Task objective –
Note how many lines in the entries contain the string "type", then give that number and nothing else.

Extracted information –
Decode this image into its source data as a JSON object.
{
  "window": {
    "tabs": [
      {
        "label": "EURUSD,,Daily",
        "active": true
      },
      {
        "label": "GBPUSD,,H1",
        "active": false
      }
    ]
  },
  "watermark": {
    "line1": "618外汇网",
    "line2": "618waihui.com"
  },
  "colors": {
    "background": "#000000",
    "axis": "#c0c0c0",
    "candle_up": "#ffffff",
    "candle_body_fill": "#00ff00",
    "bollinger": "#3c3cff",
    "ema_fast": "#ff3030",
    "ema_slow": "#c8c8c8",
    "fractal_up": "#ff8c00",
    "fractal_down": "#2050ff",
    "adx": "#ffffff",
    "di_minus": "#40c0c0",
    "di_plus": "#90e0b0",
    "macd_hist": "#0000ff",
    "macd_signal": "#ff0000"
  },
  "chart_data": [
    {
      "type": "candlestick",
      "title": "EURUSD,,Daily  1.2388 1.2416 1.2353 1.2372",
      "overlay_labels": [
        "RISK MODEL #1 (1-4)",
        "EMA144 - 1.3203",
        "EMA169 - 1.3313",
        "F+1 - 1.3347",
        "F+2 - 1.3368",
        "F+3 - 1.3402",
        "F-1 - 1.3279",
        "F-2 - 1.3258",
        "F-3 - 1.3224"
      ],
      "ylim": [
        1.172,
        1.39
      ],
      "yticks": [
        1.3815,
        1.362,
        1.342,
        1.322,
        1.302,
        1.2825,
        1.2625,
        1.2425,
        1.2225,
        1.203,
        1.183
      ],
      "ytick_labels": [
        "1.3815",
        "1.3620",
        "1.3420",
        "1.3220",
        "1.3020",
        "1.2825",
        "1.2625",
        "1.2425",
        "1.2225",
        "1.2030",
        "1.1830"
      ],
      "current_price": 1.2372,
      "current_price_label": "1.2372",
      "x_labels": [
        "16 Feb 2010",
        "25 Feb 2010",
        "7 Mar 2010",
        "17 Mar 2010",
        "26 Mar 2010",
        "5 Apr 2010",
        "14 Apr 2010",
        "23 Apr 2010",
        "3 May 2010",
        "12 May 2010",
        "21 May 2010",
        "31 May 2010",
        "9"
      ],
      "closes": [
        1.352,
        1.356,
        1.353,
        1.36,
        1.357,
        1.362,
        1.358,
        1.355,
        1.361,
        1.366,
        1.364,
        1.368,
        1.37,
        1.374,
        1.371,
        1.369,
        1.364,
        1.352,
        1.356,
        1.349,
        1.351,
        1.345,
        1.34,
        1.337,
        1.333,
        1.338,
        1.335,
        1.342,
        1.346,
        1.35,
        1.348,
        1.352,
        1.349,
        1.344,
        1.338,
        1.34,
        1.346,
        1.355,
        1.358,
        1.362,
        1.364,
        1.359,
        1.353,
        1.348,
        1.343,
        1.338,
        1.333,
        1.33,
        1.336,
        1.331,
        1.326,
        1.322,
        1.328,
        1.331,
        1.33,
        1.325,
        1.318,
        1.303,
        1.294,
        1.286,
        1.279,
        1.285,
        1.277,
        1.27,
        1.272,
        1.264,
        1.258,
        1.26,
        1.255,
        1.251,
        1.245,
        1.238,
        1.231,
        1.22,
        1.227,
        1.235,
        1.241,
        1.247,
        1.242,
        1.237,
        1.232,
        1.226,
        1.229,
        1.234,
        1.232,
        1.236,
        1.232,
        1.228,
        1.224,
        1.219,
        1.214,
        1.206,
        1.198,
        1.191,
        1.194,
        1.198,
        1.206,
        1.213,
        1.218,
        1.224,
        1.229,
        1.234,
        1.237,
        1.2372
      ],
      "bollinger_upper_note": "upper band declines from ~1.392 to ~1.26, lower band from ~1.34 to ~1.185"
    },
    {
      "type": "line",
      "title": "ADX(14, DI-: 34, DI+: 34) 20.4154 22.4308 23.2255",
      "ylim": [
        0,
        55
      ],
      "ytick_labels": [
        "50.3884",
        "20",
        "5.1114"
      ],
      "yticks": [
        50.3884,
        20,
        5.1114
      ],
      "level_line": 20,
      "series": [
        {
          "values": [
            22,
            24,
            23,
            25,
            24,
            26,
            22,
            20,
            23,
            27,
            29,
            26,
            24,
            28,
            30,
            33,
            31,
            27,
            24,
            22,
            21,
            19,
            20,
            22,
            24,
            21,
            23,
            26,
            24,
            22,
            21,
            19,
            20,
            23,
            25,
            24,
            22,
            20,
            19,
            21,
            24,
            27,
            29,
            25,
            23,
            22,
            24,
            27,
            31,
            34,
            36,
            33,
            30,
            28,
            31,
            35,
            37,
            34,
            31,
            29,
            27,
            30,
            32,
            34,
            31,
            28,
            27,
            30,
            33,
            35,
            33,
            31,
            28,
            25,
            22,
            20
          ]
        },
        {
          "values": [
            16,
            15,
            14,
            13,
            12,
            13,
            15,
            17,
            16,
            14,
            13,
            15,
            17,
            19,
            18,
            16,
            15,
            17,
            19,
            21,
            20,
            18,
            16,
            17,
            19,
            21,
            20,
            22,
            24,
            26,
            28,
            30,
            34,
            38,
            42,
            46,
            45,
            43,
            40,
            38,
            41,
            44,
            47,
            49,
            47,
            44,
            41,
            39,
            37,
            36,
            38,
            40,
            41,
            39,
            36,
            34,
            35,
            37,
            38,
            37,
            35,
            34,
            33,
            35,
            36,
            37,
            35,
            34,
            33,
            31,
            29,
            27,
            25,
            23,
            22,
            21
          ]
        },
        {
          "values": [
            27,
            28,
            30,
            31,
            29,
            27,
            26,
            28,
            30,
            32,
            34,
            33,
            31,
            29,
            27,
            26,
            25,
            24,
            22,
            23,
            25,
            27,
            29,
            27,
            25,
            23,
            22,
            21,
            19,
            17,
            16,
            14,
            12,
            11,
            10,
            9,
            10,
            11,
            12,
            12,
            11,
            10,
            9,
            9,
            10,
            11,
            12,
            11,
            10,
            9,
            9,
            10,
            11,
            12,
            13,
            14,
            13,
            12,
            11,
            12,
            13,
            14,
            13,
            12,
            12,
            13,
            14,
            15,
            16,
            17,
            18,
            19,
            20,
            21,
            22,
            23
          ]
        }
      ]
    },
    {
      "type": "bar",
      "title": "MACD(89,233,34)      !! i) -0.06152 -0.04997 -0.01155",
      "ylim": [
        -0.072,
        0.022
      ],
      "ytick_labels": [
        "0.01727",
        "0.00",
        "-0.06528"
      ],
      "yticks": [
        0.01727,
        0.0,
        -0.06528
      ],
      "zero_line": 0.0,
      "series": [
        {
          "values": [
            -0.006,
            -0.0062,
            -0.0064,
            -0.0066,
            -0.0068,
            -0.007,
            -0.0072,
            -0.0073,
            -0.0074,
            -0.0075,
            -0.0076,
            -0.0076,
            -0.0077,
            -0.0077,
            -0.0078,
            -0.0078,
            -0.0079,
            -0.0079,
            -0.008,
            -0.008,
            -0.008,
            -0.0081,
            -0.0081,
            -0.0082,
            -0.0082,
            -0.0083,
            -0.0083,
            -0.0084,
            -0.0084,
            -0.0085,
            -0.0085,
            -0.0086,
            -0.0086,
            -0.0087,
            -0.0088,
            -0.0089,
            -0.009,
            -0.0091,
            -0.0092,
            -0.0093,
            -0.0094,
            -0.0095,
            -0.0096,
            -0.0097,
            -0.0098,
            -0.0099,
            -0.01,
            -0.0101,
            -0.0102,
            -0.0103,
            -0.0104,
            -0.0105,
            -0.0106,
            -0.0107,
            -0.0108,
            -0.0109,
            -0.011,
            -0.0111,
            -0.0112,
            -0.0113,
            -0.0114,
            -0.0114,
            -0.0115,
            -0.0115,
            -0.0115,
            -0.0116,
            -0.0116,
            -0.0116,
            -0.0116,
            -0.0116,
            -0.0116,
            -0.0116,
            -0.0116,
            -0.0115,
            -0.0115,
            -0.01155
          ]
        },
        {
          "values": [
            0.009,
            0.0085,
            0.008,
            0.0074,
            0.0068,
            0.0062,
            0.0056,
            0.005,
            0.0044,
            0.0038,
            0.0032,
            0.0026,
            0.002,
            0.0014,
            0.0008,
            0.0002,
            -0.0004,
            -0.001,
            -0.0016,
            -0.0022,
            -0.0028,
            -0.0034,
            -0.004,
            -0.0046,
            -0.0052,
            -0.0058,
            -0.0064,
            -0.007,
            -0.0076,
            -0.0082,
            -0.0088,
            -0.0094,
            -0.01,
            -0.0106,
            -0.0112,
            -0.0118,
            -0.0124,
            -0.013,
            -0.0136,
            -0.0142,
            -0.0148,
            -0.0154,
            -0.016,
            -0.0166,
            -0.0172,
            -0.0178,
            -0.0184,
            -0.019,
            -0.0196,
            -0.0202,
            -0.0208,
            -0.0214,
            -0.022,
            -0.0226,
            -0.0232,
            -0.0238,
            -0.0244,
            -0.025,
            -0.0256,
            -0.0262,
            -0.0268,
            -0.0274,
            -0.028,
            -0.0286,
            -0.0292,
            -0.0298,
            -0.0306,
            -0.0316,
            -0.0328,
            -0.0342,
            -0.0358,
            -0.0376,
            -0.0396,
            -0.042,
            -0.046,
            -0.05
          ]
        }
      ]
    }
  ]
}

Solved problem –
3